** begin Records for this task **

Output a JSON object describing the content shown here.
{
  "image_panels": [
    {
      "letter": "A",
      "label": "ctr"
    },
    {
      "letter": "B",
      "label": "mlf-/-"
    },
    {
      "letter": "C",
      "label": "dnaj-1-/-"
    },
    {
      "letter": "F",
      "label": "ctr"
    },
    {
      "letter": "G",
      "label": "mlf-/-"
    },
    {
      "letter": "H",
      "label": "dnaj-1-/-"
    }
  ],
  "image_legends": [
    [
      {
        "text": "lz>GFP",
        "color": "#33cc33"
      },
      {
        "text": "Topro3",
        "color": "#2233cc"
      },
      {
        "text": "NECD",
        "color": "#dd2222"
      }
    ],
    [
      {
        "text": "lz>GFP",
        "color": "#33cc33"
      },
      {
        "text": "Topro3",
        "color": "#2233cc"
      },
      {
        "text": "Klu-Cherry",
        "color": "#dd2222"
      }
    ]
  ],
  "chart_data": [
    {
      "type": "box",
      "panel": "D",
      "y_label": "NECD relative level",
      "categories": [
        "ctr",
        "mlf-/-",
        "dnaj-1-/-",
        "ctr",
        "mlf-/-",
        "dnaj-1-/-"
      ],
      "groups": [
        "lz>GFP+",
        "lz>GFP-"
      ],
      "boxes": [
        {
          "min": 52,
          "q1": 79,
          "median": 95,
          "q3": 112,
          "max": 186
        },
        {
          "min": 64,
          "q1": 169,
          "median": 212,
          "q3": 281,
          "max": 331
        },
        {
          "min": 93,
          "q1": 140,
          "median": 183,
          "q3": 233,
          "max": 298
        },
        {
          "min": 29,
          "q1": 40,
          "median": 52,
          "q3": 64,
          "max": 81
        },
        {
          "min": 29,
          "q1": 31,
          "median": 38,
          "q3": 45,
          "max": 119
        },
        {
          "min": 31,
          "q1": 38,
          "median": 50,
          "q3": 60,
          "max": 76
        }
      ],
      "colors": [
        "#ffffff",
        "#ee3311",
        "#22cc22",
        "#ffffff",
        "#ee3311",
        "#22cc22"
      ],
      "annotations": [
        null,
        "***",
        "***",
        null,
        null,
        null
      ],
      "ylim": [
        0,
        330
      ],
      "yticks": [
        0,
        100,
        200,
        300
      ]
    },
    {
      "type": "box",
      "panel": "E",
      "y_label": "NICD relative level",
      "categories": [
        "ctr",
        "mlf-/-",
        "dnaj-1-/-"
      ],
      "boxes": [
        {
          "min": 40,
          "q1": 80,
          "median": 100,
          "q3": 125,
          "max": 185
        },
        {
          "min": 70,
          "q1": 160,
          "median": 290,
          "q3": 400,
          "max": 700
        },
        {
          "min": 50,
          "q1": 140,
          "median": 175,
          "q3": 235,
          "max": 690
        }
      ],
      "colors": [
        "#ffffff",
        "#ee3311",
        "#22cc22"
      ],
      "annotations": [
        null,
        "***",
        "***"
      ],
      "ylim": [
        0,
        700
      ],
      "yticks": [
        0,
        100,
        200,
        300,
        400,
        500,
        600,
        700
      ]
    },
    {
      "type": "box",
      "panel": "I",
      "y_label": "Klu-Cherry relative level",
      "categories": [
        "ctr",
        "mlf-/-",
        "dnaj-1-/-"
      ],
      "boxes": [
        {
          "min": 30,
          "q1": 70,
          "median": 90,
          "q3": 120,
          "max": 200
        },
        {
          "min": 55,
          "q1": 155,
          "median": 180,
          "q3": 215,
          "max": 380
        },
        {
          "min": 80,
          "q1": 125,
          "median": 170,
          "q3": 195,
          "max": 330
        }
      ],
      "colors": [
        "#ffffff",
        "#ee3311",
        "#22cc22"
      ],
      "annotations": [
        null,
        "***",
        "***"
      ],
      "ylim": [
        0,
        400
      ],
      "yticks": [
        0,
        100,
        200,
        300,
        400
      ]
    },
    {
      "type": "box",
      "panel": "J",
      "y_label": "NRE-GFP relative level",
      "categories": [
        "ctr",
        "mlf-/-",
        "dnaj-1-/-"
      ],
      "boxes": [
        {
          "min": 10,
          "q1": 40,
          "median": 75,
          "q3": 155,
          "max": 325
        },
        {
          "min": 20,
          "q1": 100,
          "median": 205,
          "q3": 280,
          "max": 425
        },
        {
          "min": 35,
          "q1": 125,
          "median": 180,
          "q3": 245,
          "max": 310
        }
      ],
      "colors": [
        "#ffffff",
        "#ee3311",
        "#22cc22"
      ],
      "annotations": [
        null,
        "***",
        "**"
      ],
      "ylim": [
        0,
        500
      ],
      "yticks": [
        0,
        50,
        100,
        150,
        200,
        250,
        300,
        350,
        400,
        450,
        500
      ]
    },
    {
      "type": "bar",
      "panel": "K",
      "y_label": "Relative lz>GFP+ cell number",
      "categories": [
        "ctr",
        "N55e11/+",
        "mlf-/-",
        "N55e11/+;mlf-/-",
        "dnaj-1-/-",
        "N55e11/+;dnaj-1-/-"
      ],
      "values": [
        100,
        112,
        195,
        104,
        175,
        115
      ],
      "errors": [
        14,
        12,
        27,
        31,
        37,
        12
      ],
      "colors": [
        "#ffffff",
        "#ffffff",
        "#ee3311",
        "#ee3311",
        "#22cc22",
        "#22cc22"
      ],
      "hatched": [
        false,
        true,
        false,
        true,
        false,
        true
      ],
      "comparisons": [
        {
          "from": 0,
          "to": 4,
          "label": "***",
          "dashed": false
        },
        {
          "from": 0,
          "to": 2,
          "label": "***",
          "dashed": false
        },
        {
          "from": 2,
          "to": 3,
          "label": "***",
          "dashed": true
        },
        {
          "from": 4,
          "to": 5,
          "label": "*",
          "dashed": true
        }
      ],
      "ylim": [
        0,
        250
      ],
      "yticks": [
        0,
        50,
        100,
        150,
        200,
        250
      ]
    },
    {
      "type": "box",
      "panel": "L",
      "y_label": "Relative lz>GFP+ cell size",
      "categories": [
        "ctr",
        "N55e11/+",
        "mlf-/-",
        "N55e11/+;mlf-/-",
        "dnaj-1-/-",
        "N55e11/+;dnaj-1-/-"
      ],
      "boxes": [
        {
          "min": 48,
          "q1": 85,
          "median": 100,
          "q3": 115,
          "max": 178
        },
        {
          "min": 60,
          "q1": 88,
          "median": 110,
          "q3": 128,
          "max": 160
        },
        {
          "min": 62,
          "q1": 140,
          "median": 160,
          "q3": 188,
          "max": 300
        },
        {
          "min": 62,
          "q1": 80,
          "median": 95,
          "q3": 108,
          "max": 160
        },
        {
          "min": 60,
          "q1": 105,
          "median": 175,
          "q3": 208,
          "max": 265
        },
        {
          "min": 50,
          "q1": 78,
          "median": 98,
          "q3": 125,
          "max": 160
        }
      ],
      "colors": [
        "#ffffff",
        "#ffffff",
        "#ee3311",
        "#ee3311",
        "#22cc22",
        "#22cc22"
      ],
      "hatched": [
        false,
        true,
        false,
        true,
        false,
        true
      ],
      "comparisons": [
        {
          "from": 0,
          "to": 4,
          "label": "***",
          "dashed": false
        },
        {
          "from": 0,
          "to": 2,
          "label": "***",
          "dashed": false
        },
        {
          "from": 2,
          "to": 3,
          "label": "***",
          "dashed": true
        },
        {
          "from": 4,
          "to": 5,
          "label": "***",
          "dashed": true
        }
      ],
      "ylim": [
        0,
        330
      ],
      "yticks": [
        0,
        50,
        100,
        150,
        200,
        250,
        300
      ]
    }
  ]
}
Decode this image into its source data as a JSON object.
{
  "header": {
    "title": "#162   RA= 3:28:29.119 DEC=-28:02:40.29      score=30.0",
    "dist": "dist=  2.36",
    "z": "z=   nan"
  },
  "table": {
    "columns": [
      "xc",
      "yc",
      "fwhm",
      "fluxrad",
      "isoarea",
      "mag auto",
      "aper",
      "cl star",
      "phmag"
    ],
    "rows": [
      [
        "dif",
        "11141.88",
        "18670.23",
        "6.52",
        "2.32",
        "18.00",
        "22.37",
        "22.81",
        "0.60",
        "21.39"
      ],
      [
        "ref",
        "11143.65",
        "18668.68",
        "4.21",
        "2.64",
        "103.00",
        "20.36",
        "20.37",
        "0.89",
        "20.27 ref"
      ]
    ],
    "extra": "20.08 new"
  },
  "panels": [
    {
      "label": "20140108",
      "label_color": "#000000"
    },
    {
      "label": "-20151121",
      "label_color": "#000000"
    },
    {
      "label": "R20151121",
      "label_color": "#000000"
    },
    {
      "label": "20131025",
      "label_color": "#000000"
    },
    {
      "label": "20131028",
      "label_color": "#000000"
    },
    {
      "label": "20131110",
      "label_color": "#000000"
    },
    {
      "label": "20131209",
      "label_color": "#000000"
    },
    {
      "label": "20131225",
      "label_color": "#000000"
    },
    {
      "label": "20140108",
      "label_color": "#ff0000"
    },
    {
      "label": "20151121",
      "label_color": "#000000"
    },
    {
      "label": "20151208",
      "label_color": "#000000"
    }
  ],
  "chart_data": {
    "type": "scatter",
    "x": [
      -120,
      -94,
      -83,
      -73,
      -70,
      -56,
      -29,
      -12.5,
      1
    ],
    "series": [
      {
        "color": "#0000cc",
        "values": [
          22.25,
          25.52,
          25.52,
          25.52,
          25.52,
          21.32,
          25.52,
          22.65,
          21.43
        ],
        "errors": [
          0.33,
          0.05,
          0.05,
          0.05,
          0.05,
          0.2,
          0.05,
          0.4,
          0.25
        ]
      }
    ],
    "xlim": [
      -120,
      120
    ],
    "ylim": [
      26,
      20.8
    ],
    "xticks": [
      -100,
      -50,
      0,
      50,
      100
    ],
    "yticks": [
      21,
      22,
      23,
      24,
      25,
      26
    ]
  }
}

** end Records for this task **

* Stated problem
Write down the number of lines where the word "level" appears, and nothing further.

* Reply
4